- _WHAT THE TASK ASKS_: Extract the complete data exactly as given.

** Start of PROVIDED ENTRIES **

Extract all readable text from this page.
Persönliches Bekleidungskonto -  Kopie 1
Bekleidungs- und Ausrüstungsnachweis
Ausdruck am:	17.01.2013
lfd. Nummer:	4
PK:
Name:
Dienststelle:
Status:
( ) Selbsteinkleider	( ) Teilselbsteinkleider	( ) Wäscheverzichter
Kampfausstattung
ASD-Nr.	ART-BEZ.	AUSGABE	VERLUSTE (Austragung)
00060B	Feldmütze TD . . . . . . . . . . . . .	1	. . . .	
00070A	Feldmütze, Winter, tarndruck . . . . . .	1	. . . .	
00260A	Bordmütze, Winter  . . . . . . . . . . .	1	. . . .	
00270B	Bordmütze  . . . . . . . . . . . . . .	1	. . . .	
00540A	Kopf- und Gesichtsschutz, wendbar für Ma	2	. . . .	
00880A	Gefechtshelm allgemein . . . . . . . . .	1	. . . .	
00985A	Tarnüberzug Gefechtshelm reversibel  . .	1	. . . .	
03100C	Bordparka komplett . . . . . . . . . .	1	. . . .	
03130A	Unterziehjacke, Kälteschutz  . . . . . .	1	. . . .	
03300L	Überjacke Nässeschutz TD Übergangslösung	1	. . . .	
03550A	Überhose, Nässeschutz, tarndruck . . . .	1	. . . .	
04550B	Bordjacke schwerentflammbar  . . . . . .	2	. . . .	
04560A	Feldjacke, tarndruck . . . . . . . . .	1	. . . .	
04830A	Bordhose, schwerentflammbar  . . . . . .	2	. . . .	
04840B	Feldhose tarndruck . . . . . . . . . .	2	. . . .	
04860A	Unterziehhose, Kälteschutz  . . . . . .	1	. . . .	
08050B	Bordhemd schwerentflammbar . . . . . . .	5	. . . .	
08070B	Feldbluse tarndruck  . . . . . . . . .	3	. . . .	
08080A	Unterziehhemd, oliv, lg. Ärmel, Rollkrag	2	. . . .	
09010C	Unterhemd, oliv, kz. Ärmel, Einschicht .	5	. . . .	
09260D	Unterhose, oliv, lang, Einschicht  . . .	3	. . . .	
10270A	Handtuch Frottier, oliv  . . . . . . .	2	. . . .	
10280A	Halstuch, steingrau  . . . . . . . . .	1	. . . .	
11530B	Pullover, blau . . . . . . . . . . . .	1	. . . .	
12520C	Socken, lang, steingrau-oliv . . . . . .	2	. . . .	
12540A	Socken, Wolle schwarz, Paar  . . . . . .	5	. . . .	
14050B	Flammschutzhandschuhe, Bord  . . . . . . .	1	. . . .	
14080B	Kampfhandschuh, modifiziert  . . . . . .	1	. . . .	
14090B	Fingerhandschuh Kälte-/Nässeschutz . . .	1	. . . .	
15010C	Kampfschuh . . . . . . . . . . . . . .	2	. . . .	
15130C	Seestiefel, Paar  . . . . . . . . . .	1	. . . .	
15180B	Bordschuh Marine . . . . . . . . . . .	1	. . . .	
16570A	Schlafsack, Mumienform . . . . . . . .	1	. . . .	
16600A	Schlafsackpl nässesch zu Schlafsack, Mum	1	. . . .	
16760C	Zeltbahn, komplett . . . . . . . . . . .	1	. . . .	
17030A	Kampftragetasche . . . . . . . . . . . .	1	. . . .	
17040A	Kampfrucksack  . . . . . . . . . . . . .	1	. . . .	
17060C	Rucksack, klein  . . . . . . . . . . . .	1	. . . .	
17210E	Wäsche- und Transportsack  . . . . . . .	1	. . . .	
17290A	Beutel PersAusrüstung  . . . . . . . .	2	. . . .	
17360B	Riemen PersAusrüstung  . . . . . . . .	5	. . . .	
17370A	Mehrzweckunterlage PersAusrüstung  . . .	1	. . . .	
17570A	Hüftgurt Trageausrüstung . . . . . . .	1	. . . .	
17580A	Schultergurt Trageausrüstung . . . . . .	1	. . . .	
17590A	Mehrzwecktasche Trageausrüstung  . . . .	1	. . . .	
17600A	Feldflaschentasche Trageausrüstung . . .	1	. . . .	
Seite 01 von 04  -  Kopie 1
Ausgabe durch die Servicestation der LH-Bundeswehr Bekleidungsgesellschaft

** End of PROVIDED ENTRIES **

- _FINAL RESULT_:
Extract all readable text from this page.
Persönliches Bekleidungskonto -  Kopie 1
Bekleidungs- und Ausrüstungsnachweis
Ausdruck am:	17.01.2013
lfd. Nummer:	4
PK:
Name:
Dienststelle:
Status:
( ) Selbsteinkleider	( ) Teilselbsteinkleider	( ) Wäscheverzichter
Kampfausstattung
ASD-Nr.	ART-BEZ.	AUSGABE	VERLUSTE (Austragung)
00060B	Feldmütze TD . . . . . . . . . . . . .	1	. . . .	
00070A	Feldmütze, Winter, tarndruck . . . . . .	1	. . . .	
00260A	Bordmütze, Winter  . . . . . . . . . . .	1	. . . .	
00270B	Bordmütze  . . . . . . . . . . . . . .	1	. . . .	
00540A	Kopf- und Gesichtsschutz, wendbar für Ma	2	. . . .	
00880A	Gefechtshelm allgemein . . . . . . . . .	1	. . . .	
00985A	Tarnüberzug Gefechtshelm reversibel  . .	1	. . . .	
03100C	Bordparka komplett . . . . . . . . . .	1	. . . .	
03130A	Unterziehjacke, Kälteschutz  . . . . . .	1	. . . .	
03300L	Überjacke Nässeschutz TD Übergangslösung	1	. . . .	
03550A	Überhose, Nässeschutz, tarndruck . . . .	1	. . . .	
04550B	Bordjacke schwerentflammbar  . . . . . .	2	. . . .	
04560A	Feldjacke, tarndruck . . . . . . . . .	1	. . . .	
04830A	Bordhose, schwerentflammbar  . . . . . .	2	. . . .	
04840B	Feldhose tarndruck . . . . . . . . . .	2	. . . .	
04860A	Unterziehhose, Kälteschutz  . . . . . .	1	. . . .	
08050B	Bordhemd schwerentflammbar . . . . . . .	5	. . . .	
08070B	Feldbluse tarndruck  . . . . . . . . .	3	. . . .	
08080A	Unterziehhemd, oliv, lg. Ärmel, Rollkrag	2	. . . .	
09010C	Unterhemd, oliv, kz. Ärmel, Einschicht .	5	. . . .	
09260D	Unterhose, oliv, lang, Einschicht  . . .	3	. . . .	
10270A	Handtuch Frottier, oliv  . . . . . . .	2	. . . .	
10280A	Halstuch, steingrau  . . . . . . . . .	1	. . . .	
11530B	Pullover, blau . . . . . . . . . . . .	1	. . . .	
12520C	Socken, lang, steingrau-oliv . . . . . .	2	. . . .	
12540A	Socken, Wolle schwarz, Paar  . . . . . .	5	. . . .	
14050B	Flammschutzhandschuhe, Bord  . . . . . . .	1	. . . .	
14080B	Kampfhandschuh, modifiziert  . . . . . .	1	. . . .	
14090B	Fingerhandschuh Kälte-/Nässeschutz . . .	1	. . . .	
15010C	Kampfschuh . . . . . . . . . . . . . .	2	. . . .	
15130C	Seestiefel, Paar  . . . . . . . . . .	1	. . . .	
15180B	Bordschuh Marine . . . . . . . . . . .	1	. . . .	
16570A	Schlafsack, Mumienform . . . . . . . .	1	. . . .	
16600A	Schlafsackpl nässesch zu Schlafsack, Mum	1	. . . .	
16760C	Zeltbahn, komplett . . . . . . . . . . .	1	. . . .	
17030A	Kampftragetasche . . . . . . . . . . . .	1	. . . .	
17040A	Kampfrucksack  . . . . . . . . . . . . .	1	. . . .	
17060C	Rucksack, klein  . . . . . . . . . . . .	1	. . . .	
17210E	Wäsche- und Transportsack  . . . . . . .	1	. . . .	
17290A	Beutel PersAusrüstung  . . . . . . . .	2	. . . .	
17360B	Riemen PersAusrüstung  . . . . . . . .	5	. . . .	
17370A	Mehrzweckunterlage PersAusrüstung  . . .	1	. . . .	
17570A	Hüftgurt Trageausrüstung . . . . . . .	1	. . . .	
17580A	Schultergurt Trageausrüstung . . . . . .	1	. . . .	
17590A	Mehrzwecktasche Trageausrüstung  . . . .	1	. . . .	
17600A	Feldflaschentasche Trageausrüstung . . .	1	. . . .	
Seite 01 von 04  -  Kopie 1
Ausgabe durch die Servicestation der LH-Bundeswehr Bekleidungsgesellschaft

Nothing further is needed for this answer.